Set exercise
Collect each line holding the string "legend".

(Items from a data source)

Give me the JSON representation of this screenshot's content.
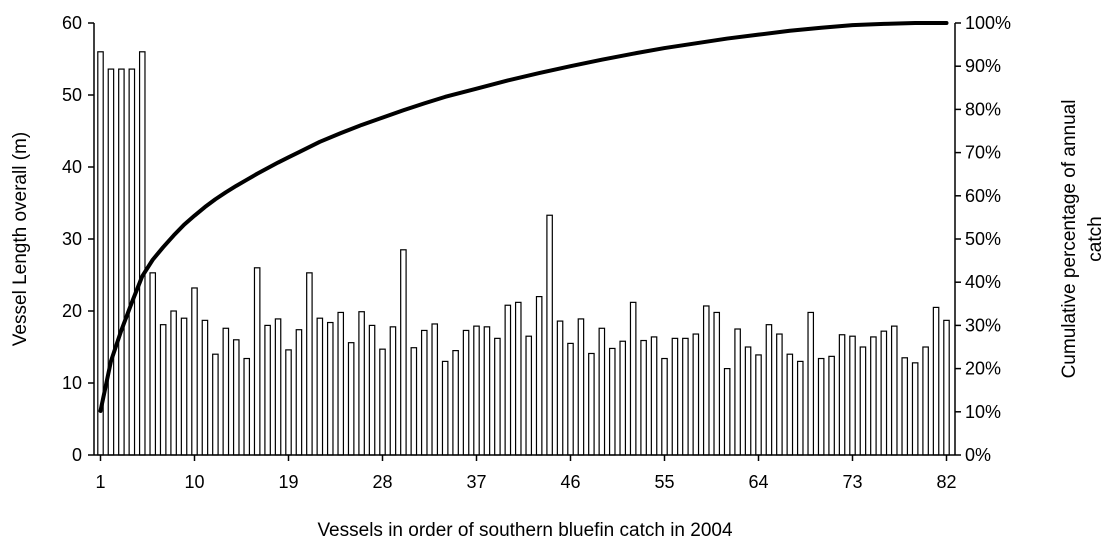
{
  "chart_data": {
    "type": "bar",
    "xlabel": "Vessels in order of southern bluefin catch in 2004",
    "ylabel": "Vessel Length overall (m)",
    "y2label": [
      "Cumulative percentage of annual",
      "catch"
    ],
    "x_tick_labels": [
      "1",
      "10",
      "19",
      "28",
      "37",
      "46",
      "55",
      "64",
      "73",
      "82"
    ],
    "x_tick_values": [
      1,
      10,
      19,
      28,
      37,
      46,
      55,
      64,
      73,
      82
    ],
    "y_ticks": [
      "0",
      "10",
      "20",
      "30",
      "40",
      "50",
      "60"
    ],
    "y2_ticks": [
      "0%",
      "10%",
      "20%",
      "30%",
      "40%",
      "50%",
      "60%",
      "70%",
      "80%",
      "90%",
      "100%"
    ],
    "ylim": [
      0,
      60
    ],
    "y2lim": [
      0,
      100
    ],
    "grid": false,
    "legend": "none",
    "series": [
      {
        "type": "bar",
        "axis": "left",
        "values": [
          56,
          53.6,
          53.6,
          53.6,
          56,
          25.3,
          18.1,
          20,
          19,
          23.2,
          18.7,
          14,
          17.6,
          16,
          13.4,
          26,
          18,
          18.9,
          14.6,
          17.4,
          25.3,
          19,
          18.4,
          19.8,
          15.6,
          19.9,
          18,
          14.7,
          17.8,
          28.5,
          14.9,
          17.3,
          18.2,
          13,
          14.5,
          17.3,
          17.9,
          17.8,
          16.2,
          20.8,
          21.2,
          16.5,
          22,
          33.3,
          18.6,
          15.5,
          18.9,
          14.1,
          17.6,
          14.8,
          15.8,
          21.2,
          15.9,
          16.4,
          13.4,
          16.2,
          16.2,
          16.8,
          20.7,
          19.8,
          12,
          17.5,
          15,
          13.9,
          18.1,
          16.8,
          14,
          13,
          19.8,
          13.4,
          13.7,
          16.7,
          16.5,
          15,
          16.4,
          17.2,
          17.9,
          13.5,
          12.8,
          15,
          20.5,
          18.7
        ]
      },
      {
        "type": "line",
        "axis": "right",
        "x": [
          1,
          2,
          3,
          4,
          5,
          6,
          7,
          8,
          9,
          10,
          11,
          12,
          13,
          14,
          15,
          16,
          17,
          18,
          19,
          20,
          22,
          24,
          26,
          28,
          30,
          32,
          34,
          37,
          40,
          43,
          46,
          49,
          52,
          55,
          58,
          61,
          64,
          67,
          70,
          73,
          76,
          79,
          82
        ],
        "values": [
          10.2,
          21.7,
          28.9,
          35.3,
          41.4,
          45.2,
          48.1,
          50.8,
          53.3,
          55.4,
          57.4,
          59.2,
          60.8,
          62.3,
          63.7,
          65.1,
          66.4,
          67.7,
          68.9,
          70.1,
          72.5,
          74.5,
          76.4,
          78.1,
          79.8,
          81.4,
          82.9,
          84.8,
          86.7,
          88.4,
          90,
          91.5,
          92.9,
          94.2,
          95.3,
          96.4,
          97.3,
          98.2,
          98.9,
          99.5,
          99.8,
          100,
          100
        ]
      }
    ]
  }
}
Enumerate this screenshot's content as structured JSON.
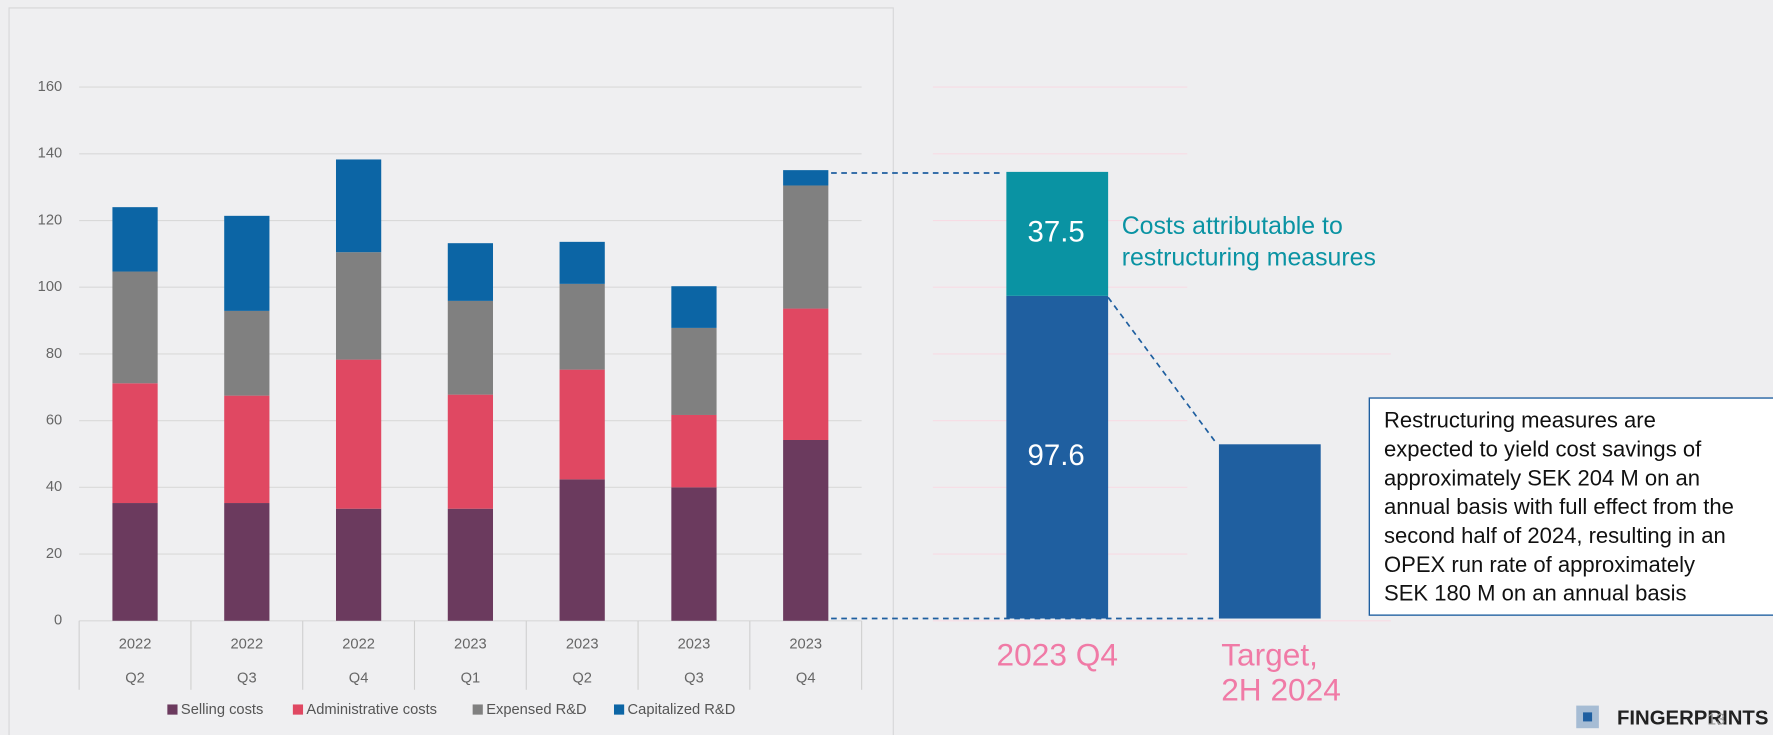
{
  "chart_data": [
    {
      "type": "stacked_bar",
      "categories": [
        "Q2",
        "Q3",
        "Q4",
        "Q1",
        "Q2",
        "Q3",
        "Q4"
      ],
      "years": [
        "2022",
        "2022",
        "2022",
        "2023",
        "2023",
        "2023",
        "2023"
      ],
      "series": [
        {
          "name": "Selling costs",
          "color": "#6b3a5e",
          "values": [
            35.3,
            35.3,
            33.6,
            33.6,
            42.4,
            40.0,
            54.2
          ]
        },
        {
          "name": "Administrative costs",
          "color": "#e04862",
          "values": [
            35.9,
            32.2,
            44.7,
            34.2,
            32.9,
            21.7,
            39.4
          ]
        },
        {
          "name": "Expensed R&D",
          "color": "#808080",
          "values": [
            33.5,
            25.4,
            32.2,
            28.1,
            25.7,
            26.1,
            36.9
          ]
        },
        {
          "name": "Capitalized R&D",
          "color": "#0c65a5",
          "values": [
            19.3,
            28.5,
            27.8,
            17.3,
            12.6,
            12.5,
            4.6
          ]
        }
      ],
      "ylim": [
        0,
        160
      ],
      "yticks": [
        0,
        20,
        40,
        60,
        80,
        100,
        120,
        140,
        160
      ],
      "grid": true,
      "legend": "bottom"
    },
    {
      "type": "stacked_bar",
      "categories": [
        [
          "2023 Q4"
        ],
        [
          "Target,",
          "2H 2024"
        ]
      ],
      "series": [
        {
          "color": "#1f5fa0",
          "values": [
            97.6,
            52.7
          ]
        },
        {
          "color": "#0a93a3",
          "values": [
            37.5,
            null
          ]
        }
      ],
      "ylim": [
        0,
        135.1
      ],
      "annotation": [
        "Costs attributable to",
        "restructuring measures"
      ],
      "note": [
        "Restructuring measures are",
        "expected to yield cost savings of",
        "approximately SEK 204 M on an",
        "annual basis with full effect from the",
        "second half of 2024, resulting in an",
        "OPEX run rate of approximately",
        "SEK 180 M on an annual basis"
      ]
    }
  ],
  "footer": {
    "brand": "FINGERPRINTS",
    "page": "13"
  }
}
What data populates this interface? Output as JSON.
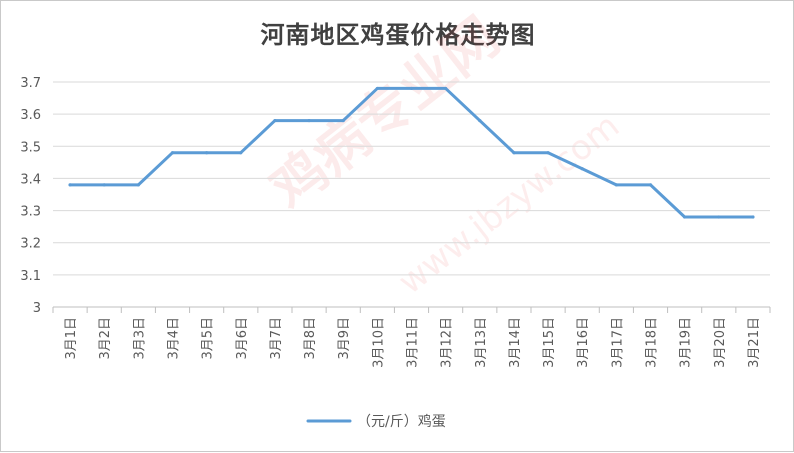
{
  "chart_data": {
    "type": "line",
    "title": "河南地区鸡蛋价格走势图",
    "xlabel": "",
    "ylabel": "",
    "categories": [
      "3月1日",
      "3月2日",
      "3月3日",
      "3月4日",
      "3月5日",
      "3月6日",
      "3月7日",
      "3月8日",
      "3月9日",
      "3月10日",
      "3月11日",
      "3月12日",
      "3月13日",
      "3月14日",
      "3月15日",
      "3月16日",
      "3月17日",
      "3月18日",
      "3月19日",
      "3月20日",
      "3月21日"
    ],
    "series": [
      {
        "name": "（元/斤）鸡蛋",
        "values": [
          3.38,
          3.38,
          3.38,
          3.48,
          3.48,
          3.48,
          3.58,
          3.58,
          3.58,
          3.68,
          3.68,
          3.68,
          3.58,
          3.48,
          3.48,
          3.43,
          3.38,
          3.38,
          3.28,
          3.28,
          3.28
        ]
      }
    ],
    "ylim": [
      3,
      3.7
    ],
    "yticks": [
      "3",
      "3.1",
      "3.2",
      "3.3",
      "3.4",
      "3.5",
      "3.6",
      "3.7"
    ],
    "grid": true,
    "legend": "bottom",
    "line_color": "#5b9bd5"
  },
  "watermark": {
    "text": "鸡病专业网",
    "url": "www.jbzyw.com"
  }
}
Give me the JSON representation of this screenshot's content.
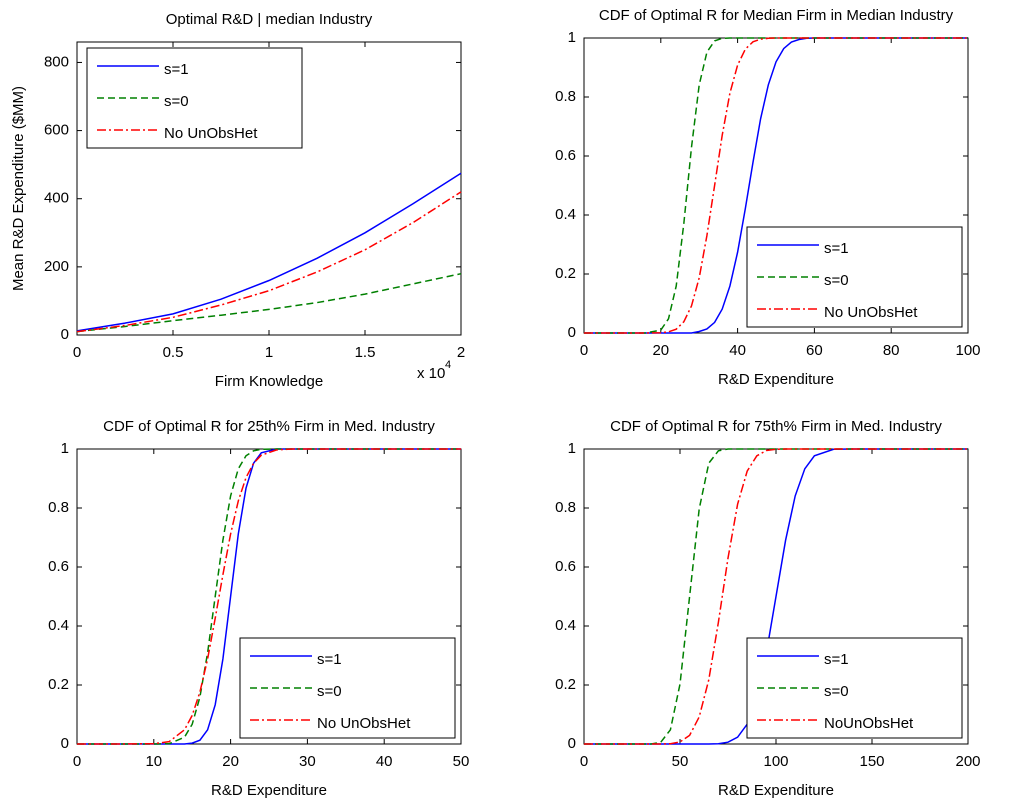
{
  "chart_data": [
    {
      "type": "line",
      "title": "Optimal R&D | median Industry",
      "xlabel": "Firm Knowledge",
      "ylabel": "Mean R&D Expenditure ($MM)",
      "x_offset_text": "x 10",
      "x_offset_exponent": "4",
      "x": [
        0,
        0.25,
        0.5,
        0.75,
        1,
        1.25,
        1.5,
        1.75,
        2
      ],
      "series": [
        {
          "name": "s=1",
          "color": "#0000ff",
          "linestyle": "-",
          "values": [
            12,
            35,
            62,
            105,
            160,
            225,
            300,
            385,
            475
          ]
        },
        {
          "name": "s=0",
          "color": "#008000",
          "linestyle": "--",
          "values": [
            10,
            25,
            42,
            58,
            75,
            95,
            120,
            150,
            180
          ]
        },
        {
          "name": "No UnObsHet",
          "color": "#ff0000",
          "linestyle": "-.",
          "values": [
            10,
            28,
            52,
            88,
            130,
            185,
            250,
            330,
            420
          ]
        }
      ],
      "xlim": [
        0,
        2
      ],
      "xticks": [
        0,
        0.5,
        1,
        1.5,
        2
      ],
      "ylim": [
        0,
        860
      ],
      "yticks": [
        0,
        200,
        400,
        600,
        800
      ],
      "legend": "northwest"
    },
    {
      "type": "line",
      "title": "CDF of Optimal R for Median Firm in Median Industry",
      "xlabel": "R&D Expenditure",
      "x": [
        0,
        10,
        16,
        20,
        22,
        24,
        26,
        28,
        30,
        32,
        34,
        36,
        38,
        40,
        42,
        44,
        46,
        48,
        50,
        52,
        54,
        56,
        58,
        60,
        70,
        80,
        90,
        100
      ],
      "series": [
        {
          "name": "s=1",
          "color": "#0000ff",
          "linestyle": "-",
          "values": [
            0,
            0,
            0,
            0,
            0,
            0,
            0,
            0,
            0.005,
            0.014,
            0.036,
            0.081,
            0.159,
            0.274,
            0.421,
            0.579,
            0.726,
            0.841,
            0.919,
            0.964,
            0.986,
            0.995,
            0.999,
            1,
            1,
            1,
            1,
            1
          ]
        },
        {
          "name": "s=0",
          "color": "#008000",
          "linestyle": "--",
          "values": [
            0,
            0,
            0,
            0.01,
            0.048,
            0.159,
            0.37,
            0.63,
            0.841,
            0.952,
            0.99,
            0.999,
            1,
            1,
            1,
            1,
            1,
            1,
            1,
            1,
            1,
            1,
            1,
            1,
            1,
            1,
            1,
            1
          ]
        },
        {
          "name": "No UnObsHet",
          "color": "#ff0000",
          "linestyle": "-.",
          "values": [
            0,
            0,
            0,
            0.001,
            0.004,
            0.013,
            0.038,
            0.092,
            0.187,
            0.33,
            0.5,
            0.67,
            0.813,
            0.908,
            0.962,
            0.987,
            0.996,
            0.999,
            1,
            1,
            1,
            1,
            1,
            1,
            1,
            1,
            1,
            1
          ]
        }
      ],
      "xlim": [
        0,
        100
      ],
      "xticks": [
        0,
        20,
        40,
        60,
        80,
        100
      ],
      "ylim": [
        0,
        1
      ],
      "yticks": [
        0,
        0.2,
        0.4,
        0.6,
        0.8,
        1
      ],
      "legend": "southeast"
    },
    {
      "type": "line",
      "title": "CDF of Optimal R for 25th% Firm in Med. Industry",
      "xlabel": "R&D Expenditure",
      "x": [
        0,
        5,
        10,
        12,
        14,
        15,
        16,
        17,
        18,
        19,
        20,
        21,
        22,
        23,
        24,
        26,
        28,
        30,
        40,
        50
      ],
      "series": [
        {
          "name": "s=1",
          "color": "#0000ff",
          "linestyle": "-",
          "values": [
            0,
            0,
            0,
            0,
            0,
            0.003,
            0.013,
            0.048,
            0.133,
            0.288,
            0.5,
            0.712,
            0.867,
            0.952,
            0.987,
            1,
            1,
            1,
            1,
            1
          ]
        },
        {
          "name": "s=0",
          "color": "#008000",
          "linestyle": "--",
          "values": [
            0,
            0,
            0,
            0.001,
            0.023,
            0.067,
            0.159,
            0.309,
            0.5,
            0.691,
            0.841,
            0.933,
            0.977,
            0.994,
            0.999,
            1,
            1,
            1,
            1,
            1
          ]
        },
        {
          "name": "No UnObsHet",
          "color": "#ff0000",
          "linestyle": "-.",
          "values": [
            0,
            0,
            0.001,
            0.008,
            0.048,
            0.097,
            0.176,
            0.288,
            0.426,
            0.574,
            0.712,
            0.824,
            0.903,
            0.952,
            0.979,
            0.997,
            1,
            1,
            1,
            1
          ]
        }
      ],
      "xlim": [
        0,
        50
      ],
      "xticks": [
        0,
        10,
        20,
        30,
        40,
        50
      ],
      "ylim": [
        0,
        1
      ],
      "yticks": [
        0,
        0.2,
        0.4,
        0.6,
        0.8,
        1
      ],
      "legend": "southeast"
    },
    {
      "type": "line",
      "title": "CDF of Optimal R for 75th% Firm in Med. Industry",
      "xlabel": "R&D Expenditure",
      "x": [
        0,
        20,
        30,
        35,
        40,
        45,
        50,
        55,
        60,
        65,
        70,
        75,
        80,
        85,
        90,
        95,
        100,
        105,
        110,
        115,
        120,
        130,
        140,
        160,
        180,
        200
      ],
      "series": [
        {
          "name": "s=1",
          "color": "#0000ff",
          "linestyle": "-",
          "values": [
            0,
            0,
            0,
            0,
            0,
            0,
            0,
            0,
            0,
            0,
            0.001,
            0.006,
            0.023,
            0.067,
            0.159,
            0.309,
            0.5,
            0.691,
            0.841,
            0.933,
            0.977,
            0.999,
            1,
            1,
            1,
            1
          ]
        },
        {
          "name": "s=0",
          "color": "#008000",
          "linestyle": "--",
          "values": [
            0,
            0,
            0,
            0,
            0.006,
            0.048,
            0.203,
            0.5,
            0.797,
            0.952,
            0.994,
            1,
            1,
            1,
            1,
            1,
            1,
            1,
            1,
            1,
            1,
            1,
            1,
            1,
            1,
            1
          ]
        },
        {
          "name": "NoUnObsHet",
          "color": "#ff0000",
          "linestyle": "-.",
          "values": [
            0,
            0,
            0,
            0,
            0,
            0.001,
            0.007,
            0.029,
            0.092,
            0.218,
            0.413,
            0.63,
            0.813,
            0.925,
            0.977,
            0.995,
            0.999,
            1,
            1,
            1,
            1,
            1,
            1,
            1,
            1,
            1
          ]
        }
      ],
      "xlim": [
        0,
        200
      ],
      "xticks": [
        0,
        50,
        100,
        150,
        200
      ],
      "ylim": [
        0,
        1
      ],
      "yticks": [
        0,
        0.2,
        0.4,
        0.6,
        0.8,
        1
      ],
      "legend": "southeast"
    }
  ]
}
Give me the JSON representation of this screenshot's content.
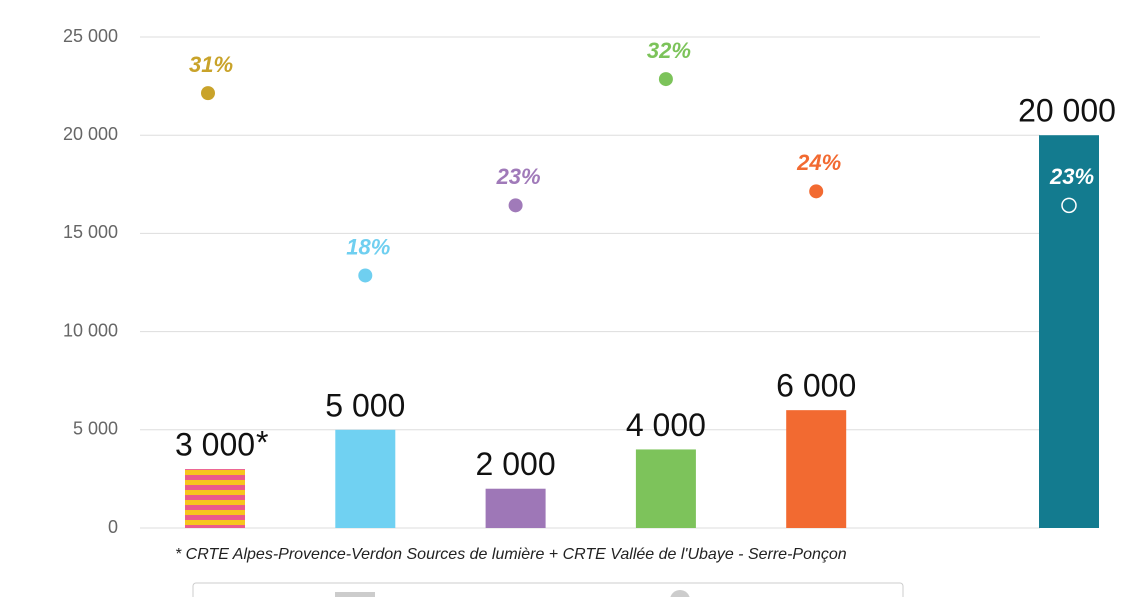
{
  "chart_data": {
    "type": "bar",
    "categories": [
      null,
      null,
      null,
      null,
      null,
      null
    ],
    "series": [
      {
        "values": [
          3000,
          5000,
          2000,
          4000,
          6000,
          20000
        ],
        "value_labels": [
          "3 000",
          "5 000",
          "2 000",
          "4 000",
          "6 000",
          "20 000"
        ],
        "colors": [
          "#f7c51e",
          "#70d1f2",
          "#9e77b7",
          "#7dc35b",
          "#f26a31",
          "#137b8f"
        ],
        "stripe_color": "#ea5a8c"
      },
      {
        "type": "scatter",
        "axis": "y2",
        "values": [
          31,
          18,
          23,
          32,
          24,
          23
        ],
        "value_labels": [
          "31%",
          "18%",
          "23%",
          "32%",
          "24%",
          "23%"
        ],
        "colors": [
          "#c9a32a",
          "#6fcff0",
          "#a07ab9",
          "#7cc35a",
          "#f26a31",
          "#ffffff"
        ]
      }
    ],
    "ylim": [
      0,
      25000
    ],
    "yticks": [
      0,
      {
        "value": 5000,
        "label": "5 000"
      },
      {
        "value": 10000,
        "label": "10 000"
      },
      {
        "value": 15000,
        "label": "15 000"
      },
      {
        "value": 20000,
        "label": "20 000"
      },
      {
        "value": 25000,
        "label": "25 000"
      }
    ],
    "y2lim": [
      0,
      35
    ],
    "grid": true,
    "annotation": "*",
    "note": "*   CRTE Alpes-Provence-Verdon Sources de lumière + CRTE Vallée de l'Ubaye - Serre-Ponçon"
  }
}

Correct answer
    "legend": "none",
      "legend": "bottom"
    "legend": "bottom",
      "legend": "northwest"
      "legend": "southeast"
      "legend": "southeast"
      "legend": "southeast"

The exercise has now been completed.